### Data supplied:
---
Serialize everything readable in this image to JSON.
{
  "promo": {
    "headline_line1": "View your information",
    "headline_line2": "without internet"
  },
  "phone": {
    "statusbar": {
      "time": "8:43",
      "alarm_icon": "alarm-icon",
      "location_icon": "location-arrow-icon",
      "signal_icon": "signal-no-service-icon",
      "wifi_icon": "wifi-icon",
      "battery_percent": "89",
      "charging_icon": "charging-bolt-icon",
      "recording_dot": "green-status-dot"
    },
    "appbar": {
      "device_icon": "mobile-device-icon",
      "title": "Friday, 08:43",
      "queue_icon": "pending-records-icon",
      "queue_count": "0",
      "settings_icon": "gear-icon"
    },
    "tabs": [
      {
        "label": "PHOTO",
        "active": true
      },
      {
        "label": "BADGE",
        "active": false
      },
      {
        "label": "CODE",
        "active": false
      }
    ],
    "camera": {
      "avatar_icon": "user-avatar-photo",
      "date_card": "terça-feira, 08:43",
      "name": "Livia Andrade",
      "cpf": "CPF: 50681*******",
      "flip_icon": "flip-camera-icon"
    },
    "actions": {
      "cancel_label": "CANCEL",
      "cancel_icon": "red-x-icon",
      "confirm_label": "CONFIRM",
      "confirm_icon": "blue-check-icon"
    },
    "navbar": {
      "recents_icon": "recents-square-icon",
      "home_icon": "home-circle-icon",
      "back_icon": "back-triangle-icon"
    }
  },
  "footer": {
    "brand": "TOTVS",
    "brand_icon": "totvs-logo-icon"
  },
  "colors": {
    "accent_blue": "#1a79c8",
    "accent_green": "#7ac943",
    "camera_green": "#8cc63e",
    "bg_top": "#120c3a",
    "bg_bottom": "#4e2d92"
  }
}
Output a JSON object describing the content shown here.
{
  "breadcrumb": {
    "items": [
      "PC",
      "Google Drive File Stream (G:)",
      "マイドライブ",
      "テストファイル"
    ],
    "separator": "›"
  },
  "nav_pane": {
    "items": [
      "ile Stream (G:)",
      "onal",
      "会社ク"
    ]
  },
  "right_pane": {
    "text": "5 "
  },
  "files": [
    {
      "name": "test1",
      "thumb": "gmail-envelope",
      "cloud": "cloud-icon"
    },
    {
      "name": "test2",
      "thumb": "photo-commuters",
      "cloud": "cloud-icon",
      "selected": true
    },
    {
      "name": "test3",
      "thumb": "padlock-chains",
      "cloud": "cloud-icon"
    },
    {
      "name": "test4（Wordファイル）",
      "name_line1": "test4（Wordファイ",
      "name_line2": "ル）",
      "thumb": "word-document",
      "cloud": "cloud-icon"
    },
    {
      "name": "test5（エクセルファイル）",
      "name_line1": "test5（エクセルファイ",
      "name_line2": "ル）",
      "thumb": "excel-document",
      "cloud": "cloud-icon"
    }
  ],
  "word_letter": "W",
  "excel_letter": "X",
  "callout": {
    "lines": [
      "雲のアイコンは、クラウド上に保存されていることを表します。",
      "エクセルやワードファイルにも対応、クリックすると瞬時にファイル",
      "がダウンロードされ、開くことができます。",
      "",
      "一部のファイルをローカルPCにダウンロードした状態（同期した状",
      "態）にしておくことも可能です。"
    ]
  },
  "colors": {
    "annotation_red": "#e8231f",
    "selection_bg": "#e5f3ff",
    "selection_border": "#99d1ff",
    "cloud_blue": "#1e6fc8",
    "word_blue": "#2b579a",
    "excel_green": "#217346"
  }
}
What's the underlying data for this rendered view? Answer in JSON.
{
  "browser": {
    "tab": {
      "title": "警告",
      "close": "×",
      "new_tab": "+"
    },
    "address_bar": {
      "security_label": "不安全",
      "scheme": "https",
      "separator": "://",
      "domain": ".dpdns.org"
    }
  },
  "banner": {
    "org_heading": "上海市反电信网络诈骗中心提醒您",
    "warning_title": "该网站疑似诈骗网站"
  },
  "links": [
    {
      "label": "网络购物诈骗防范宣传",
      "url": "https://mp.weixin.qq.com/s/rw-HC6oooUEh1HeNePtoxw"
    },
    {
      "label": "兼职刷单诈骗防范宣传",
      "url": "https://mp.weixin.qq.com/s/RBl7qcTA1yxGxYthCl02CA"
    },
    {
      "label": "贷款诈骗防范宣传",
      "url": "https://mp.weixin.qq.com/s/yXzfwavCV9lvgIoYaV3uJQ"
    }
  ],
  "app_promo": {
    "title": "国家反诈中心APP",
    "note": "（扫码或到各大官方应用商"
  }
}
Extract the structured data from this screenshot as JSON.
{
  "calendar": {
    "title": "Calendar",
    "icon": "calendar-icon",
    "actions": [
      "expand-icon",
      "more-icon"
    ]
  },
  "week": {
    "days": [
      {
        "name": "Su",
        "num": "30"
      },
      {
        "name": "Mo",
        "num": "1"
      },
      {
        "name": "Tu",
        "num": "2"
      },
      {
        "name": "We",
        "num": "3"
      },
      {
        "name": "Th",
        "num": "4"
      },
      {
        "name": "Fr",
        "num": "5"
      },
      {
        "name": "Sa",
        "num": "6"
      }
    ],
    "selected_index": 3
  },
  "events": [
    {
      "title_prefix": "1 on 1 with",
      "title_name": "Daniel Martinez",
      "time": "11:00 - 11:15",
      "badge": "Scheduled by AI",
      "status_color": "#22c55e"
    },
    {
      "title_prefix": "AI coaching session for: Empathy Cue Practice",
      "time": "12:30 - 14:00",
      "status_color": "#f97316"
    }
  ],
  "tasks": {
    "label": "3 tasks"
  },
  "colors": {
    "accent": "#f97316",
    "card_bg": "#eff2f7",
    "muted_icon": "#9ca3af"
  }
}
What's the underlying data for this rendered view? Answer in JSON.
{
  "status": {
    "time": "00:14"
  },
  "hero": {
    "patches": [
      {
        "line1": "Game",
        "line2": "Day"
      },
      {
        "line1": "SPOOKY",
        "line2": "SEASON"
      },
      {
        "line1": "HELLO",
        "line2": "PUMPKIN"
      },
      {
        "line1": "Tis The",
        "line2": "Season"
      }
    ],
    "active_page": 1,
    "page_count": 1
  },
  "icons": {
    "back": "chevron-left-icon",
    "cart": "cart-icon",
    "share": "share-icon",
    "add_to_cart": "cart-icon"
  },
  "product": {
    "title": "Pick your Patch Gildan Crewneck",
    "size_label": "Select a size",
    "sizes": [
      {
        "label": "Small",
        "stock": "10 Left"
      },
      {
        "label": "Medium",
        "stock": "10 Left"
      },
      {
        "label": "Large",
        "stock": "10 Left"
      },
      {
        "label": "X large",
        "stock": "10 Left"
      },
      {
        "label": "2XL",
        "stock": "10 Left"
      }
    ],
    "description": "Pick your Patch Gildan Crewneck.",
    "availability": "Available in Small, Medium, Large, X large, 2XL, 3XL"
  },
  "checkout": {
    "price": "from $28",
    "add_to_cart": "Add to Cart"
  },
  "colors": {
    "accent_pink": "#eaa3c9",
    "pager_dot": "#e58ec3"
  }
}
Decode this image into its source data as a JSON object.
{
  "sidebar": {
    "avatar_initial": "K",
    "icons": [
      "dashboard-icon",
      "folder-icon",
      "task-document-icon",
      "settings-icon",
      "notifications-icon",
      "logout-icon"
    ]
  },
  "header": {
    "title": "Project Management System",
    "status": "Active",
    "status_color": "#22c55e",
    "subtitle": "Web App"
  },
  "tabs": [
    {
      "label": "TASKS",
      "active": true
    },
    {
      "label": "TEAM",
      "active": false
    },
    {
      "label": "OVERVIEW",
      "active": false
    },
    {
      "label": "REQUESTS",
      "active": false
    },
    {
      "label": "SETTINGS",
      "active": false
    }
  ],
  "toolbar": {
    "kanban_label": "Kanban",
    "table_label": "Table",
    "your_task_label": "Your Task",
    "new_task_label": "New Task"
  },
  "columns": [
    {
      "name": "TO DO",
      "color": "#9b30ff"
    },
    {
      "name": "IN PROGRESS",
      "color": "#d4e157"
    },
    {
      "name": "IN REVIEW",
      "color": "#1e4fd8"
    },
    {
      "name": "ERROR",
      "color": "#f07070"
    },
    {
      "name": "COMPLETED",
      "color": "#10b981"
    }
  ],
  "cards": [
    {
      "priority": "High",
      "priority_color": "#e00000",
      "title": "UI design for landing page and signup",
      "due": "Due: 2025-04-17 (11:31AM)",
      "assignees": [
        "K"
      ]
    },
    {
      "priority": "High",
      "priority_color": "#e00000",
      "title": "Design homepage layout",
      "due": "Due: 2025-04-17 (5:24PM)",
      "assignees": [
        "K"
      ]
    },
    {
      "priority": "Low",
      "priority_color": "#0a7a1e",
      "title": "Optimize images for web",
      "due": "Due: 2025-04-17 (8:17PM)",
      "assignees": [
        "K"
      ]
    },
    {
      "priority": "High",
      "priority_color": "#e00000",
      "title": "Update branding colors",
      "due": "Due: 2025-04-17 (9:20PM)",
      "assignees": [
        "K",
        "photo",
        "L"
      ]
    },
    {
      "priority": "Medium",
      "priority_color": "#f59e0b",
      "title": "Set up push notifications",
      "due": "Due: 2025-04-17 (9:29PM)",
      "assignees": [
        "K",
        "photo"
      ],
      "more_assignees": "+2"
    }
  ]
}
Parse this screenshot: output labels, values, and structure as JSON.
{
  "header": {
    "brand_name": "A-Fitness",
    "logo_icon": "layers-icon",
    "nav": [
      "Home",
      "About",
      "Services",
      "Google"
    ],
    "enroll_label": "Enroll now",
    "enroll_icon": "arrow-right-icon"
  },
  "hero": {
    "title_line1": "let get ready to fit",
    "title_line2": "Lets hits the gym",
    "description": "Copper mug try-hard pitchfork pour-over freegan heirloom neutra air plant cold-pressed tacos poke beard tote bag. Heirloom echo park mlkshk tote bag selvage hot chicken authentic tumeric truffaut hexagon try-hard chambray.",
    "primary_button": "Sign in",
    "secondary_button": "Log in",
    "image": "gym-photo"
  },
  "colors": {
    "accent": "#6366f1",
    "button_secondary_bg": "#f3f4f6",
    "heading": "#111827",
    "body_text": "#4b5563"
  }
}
---
### Directions for this task:
Search the records above for "thumb". Copy each line where it is found.

### Exercise output:
      "thumb": "gmail-envelope",
      "thumb": "photo-commuters",
      "thumb": "padlock-chains",
      "thumb": "word-document",
      "thumb": "excel-document",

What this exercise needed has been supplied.